» **YOUR INSTRUCTIONS**
Copy every line that holds "beautiful".

» **DATA FOR THIS TASK**
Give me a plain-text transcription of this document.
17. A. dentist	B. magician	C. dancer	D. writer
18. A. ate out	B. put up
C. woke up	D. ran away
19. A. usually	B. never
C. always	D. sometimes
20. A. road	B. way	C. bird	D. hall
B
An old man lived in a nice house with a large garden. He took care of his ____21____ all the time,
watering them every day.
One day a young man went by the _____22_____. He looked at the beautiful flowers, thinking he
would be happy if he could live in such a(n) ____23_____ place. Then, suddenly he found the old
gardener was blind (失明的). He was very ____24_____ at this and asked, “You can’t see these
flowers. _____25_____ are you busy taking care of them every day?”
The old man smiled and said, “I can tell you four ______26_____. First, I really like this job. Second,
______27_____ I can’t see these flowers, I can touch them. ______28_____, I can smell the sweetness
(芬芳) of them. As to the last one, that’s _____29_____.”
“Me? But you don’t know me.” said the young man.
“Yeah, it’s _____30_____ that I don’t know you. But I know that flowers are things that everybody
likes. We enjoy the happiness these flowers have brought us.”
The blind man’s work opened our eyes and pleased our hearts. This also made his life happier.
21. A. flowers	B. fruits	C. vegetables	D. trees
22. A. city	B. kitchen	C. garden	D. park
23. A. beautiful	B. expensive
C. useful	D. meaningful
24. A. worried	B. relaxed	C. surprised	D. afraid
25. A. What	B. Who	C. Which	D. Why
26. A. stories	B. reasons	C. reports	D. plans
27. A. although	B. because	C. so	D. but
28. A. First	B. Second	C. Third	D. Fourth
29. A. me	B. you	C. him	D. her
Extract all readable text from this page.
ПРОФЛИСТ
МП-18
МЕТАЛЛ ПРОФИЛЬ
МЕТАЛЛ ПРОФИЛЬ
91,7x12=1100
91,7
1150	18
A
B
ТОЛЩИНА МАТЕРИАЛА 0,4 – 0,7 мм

» **RIGHT ANSWER**
One day a young man went by the _____22_____. He looked at the beautiful flowers, thinking he
23. A. beautiful	B. expensive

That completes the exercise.